■ Written task
Rewrite the lines of the records starting with the line that contains "Output each element" and going on through the line that contains "header-math-500: MATH 500 [479,206,591,293]", replacing "Training Method" with "Training Approach" and keeping everything else the same. Leave the picture out of your answer.

[Records supplied start]

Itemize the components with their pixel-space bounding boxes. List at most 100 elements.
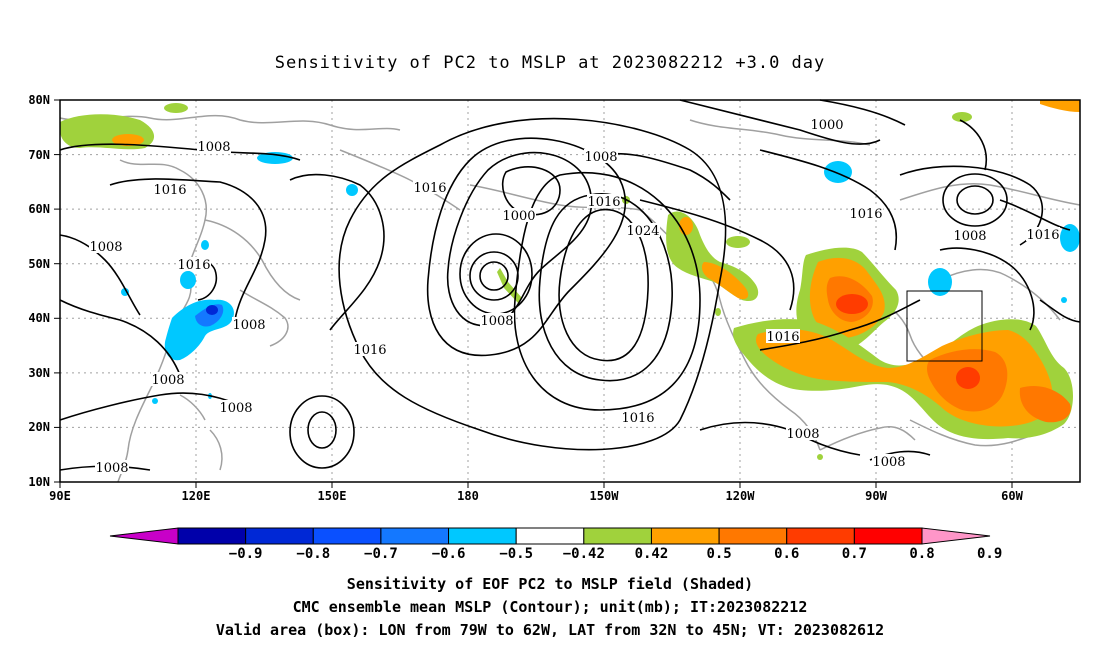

[Records supplied end]
[Records supplied start]

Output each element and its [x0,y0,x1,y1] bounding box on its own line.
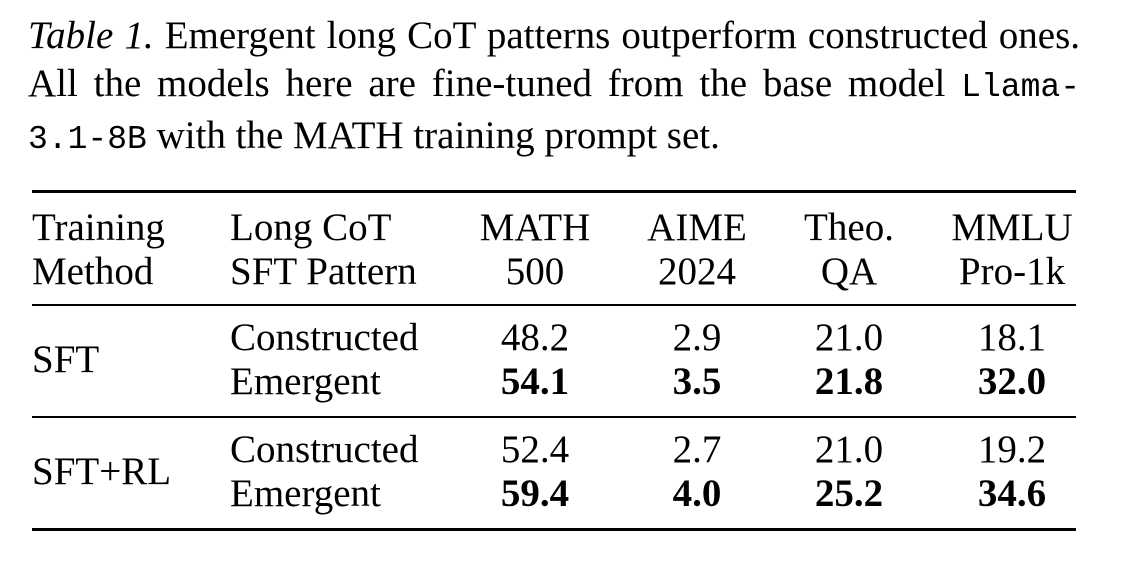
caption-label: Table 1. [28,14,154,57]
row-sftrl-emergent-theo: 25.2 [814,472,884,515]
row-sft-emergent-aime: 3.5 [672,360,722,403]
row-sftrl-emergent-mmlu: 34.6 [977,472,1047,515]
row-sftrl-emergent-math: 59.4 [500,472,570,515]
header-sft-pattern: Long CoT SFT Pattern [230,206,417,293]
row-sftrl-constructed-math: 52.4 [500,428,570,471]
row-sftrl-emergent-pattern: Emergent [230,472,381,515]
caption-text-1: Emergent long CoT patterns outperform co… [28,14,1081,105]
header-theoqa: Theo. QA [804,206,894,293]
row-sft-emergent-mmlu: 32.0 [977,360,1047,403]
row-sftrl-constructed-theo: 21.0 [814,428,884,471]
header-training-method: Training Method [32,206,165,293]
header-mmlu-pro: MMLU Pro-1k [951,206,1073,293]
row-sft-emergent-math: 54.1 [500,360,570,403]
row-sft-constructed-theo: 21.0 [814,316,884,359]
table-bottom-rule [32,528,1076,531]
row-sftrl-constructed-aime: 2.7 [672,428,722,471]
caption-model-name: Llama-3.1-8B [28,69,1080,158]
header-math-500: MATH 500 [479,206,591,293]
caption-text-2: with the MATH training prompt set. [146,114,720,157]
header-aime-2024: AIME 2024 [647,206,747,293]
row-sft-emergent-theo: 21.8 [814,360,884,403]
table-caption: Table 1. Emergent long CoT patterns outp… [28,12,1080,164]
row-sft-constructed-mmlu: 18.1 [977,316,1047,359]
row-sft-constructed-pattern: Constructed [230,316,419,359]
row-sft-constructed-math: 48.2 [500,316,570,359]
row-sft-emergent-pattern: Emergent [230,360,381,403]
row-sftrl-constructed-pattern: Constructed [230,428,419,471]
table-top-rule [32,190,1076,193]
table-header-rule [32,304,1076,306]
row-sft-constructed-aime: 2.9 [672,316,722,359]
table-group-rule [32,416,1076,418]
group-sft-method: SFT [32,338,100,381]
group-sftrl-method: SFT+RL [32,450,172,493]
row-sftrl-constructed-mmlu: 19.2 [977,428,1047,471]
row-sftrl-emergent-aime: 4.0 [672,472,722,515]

[Records supplied end]

■ The response
Output each element and its [x0,y0,x1,y1] bounding box on its own line.
caption-label: Table 1. [28,14,154,57]
row-sftrl-emergent-theo: 25.2 [814,472,884,515]
row-sft-emergent-aime: 3.5 [672,360,722,403]
row-sftrl-emergent-mmlu: 34.6 [977,472,1047,515]
row-sftrl-emergent-math: 59.4 [500,472,570,515]
header-sft-pattern: Long CoT SFT Pattern [230,206,417,293]
row-sftrl-constructed-math: 52.4 [500,428,570,471]
row-sftrl-emergent-pattern: Emergent [230,472,381,515]
caption-text-1: Emergent long CoT patterns outperform co… [28,14,1081,105]
header-theoqa: Theo. QA [804,206,894,293]
row-sft-emergent-mmlu: 32.0 [977,360,1047,403]
row-sftrl-constructed-theo: 21.0 [814,428,884,471]
header-training-method: Training Approach [32,206,165,293]
header-mmlu-pro: MMLU Pro-1k [951,206,1073,293]
row-sft-emergent-math: 54.1 [500,360,570,403]
row-sft-constructed-theo: 21.0 [814,316,884,359]
table-bottom-rule [32,528,1076,531]
row-sftrl-constructed-aime: 2.7 [672,428,722,471]
caption-model-name: Llama-3.1-8B [28,69,1080,158]
header-math-500: MATH 500 [479,206,591,293]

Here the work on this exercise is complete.